Instructions to follow - Extract each line of the records below that contains the word "JSON".
-- start of Stored data --
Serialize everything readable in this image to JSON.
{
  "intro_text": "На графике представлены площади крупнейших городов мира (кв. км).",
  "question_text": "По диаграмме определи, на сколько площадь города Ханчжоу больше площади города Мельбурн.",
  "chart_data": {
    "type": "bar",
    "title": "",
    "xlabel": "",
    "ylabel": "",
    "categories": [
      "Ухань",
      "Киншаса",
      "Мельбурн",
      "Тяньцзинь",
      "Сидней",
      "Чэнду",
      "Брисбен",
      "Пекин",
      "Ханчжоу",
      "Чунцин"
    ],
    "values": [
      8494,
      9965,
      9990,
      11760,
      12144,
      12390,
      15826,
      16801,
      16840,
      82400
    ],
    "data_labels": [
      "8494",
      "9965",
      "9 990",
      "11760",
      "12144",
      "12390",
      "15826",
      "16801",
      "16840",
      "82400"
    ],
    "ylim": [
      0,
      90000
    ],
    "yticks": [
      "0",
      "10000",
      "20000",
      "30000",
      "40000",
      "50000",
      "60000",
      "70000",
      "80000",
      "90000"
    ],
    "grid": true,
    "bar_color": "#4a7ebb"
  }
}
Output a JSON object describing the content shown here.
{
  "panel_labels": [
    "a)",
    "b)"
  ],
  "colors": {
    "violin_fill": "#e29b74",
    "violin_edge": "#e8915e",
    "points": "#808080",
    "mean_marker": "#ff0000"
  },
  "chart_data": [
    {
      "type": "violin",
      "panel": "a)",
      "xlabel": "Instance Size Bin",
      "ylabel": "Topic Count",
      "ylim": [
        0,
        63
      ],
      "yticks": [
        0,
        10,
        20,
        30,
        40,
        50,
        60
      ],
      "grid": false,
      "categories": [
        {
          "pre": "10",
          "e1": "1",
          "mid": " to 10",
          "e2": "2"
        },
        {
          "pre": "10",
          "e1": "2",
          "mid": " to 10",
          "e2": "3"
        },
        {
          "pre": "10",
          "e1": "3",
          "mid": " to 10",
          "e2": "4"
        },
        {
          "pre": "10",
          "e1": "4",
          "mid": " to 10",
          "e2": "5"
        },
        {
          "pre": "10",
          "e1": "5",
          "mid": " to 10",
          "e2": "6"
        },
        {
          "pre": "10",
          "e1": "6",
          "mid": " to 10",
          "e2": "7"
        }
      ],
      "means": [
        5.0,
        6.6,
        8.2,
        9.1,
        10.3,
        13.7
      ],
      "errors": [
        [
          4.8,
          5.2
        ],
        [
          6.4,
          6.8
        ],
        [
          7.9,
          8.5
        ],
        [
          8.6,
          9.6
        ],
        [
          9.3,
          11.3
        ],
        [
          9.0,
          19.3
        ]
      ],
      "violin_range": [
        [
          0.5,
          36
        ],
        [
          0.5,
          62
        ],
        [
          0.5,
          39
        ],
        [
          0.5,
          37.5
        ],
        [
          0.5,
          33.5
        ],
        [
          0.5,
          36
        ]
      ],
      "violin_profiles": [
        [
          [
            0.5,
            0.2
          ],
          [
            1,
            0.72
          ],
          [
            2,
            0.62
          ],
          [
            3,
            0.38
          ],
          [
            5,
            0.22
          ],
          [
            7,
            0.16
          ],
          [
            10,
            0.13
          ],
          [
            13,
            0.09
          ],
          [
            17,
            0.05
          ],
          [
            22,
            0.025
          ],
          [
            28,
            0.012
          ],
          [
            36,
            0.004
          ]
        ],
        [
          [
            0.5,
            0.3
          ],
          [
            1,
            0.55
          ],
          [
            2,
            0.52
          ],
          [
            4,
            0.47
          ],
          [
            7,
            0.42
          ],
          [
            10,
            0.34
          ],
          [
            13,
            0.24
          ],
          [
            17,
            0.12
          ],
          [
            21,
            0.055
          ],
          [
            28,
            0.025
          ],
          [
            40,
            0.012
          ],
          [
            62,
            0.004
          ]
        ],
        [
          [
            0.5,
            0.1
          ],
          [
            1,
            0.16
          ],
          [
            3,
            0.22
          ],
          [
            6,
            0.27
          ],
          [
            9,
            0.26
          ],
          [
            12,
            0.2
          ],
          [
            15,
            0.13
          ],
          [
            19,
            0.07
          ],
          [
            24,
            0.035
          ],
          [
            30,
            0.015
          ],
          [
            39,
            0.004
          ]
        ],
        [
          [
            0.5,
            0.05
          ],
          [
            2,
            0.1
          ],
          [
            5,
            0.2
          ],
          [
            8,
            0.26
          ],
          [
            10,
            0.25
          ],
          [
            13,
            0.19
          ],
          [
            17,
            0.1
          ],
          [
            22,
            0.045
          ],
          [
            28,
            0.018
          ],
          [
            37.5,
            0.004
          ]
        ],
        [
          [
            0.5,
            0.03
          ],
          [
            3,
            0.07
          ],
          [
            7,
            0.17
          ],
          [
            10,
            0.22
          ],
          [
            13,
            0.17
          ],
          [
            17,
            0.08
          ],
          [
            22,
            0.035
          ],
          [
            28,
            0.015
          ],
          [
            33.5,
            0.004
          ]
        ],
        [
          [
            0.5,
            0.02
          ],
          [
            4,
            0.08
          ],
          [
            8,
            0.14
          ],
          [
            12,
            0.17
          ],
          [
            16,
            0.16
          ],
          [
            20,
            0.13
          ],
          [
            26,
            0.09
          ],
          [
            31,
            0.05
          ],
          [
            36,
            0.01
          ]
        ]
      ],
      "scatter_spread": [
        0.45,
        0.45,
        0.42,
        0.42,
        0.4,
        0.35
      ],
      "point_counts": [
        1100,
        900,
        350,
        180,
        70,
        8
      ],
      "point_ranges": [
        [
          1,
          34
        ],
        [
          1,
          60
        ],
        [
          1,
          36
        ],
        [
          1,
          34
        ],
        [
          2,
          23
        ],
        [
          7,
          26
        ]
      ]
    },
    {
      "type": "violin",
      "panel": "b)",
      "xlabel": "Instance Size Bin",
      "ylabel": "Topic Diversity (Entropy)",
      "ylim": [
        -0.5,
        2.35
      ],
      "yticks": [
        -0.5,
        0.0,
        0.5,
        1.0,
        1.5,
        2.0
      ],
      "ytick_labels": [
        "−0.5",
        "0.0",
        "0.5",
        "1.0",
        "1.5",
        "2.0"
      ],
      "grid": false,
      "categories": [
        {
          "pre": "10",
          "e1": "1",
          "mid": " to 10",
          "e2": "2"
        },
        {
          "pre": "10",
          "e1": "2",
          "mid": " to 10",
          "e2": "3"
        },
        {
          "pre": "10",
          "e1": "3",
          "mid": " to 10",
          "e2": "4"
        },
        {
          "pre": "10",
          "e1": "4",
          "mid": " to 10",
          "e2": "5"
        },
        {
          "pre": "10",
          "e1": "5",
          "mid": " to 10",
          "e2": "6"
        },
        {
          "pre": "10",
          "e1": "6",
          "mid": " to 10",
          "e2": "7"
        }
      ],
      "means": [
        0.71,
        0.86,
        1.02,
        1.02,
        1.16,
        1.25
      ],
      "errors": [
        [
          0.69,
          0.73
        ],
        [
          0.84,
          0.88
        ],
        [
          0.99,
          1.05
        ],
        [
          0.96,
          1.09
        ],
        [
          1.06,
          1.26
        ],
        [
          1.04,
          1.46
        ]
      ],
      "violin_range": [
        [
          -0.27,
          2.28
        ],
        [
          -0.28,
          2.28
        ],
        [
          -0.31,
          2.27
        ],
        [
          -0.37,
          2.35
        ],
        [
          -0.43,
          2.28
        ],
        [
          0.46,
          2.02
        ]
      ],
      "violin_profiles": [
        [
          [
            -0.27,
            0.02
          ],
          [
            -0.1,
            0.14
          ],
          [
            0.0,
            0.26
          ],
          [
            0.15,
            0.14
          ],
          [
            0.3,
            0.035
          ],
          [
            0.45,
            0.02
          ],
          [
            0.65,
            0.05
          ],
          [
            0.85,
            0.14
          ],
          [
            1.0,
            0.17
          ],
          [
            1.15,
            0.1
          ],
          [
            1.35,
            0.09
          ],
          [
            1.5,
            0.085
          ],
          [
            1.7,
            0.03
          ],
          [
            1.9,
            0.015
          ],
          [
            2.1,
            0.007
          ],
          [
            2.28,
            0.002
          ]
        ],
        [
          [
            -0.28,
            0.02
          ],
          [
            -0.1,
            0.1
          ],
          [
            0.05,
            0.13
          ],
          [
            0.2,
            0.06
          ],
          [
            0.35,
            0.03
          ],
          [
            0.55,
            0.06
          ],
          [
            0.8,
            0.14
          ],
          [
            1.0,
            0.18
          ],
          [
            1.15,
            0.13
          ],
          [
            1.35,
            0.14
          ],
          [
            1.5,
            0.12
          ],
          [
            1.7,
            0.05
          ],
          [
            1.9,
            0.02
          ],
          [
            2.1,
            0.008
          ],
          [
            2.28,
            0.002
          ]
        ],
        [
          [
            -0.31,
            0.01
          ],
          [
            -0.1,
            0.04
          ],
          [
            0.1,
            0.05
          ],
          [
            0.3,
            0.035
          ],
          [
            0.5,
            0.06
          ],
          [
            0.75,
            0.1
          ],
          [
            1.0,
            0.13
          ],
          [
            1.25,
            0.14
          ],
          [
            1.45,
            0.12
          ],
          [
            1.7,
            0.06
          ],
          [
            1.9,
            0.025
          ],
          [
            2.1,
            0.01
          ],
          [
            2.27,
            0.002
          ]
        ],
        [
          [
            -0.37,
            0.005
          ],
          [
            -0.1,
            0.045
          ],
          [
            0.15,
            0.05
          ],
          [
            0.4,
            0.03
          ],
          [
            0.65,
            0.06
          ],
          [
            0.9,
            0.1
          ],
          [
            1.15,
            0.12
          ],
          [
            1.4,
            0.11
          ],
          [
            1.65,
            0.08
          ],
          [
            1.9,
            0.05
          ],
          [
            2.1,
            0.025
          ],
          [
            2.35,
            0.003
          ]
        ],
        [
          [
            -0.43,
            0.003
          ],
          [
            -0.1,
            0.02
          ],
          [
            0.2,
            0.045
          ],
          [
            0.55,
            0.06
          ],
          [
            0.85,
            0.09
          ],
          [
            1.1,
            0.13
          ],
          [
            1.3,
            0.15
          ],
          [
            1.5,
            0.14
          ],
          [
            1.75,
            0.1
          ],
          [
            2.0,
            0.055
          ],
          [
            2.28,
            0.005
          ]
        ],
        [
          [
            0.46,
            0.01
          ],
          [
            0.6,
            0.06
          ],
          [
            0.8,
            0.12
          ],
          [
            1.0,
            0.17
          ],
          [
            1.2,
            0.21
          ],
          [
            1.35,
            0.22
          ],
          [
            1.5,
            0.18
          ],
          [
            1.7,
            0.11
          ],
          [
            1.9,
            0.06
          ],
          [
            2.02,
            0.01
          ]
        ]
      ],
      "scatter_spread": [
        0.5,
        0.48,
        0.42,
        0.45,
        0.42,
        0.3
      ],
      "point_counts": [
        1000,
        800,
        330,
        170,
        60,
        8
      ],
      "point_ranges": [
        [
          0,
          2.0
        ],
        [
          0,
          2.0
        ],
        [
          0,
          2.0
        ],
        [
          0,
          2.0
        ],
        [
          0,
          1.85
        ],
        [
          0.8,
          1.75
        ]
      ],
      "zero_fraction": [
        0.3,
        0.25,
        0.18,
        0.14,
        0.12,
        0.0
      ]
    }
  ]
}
-- end of Stored data --
Solution below -
Serialize everything readable in this image to JSON.
Output a JSON object describing the content shown here.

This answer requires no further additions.